While most British families struggle financially, the Crompton family happily spends their money on 'credit crunch offers' - because they live off benefits.
First published 07 Nov 2008;
While hard-working families across the country are struggling to cope in the current economic climate, one family is profiting from it. And infuriatingly, their lifestyle is totally funded by the taxpayer.
Tracey and Harry Crompton and their 10 children live for free in a massive seven-bedroom home (two semi-detached houses knocked through). And they boast that since the credit crunch has forced down prices of many non-essential items, they have even more cash to spend on treats.
'The jobless couple proudly show off £3,000 worth of presents they bought and wrapped weeks ago'
The family get a whopping £32,656 a year in benefits, which they use in part for their utility bills. And while the majority of parents are already dreading finding extra money for Christmas, the jobless couple proudly show off £3,000 worth of presents they bought and wrapped weeks ago.
“We’re not stupid enough to wait until the last minute to buy our Christmas presents,” boasts Tracey, 40, from Hull. “The shops put the prices up a month before Christmas Day so we get in early. The credit crunch has meant the prices have dropped even further on luxury things like electrical goods, so we’ve been able to buy loads more than usual.
“I’m not satisfied with the benefits we get – I want more. I haven’t been able to work because I’ve had to bring up the kids and Harry’s got health problems.”
Despite their parents’ unemployment, Michael, 20, Robin, 19, Matthew, 17, Sarah, 16, Samantha, 14, Harry Andrew, 12, Alex, 11, Kristian, nine, Jesse Lee, seven, and Joshua, six, will each unwrap a £100 Nintendo DS games console, as well as several other goodies. The eldest will get £100 in cash too.
“We like to splash out at Christmas and so far we’ve spent around £3,000 on it,” smiles Tracey. “We’ll probably spend more too.”

**Excerpts from a layout annotation set:**
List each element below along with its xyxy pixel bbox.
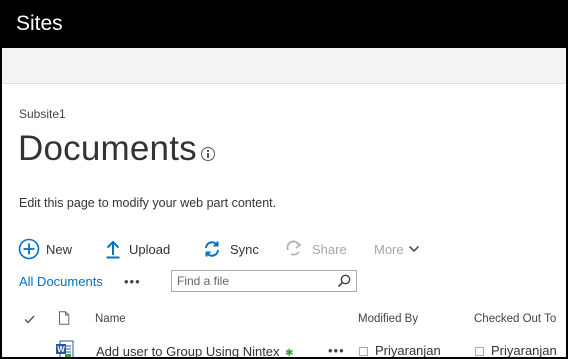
share-icon: [286, 240, 302, 256]
info-icon[interactable]: [201, 147, 215, 161]
breadcrumb[interactable]: Subsite1: [19, 107, 66, 121]
share-button-label: Share: [312, 241, 347, 257]
select-all-checkmark-icon[interactable]: [24, 315, 35, 324]
checked-out-to-user-link[interactable]: Priyaranjan: [491, 343, 557, 357]
presence-indicator: [359, 347, 368, 357]
column-header-checked-out-to[interactable]: Checked Out To: [474, 313, 556, 325]
checked-out-to-cell: Priyaranjan: [475, 343, 557, 357]
new-item-icon: ✱: [285, 348, 294, 359]
sync-icon: [205, 241, 219, 257]
upload-button-label: Upload: [129, 241, 171, 257]
ribbon-bar: [2, 48, 566, 84]
column-header-name[interactable]: Name: [95, 313, 126, 325]
upload-arrow-icon: [106, 240, 120, 259]
word-document-icon: W: [56, 340, 74, 357]
sync-button-label: Sync: [230, 241, 259, 257]
chevron-down-icon: [408, 245, 419, 253]
more-button-label: More: [374, 241, 404, 257]
new-plus-icon: [18, 238, 40, 260]
file-name-link[interactable]: Add user to Group Using Nintex: [96, 344, 280, 357]
table-row[interactable]: Add user to Group Using Nintex ✱: [96, 344, 294, 359]
new-button-label: New: [46, 241, 73, 257]
app-window: Sites Subsite1 Documents Edit this page …: [0, 0, 568, 359]
search-input[interactable]: [177, 273, 327, 289]
document-type-icon: [59, 311, 70, 325]
more-button[interactable]: More: [374, 238, 420, 260]
view-all-documents[interactable]: All Documents: [19, 274, 103, 289]
presence-indicator: [475, 347, 484, 357]
page-title: Documents: [18, 129, 197, 168]
site-title-link[interactable]: Sites: [16, 12, 63, 36]
svg-text:W: W: [57, 345, 65, 354]
web-part-hint: Edit this page to modify your web part c…: [19, 196, 277, 210]
modified-by-cell: Priyaranjan: [359, 343, 441, 357]
modified-by-user-link[interactable]: Priyaranjan: [375, 343, 441, 357]
row-ellipsis-menu[interactable]: •••: [328, 343, 345, 357]
share-button[interactable]: Share: [285, 238, 347, 260]
suite-bar: Sites: [2, 2, 566, 48]
search-icon[interactable]: [337, 274, 351, 288]
new-button[interactable]: New: [18, 238, 72, 260]
upload-button[interactable]: Upload: [105, 238, 170, 260]
sync-button[interactable]: Sync: [203, 238, 259, 260]
search-box[interactable]: [171, 270, 357, 292]
main-content: Subsite1 Documents Edit this page to mod…: [2, 84, 566, 357]
column-header-modified-by[interactable]: Modified By: [358, 313, 418, 325]
view-options-ellipsis[interactable]: •••: [124, 274, 141, 289]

**Problem 1:** According to the article about the Crompton family, how much does the family receive in benefits each year?
**Problem 2:** In the records, rewrite the lines starting at the one containing "share-icon: [286, 240, 302, 256]" and ending at the one containing "word-document-icon: W: [56, 340, 74, 357]", changing "presence-indicator" to "status-indicator" and leaving everything else the same.
The article and the records are unrelated to each other.

**Written reply 1:** £32,656 a year.

**Written reply 2:**
share-icon: [286, 240, 302, 256]
info-icon[interactable]: [201, 147, 215, 161]
breadcrumb[interactable]: Subsite1: [19, 107, 66, 121]
share-button-label: Share: [312, 241, 347, 257]
select-all-checkmark-icon[interactable]: [24, 315, 35, 324]
checked-out-to-user-link[interactable]: Priyaranjan: [491, 343, 557, 357]
status-indicator: [359, 347, 368, 357]
column-header-checked-out-to[interactable]: Checked Out To: [474, 313, 556, 325]
checked-out-to-cell: Priyaranjan: [475, 343, 557, 357]
new-item-icon: ✱: [285, 348, 294, 359]
sync-icon: [205, 241, 219, 257]
upload-button-label: Upload: [129, 241, 171, 257]
ribbon-bar: [2, 48, 566, 84]
column-header-name[interactable]: Name: [95, 313, 126, 325]
upload-arrow-icon: [106, 240, 120, 259]
word-document-icon: W: [56, 340, 74, 357]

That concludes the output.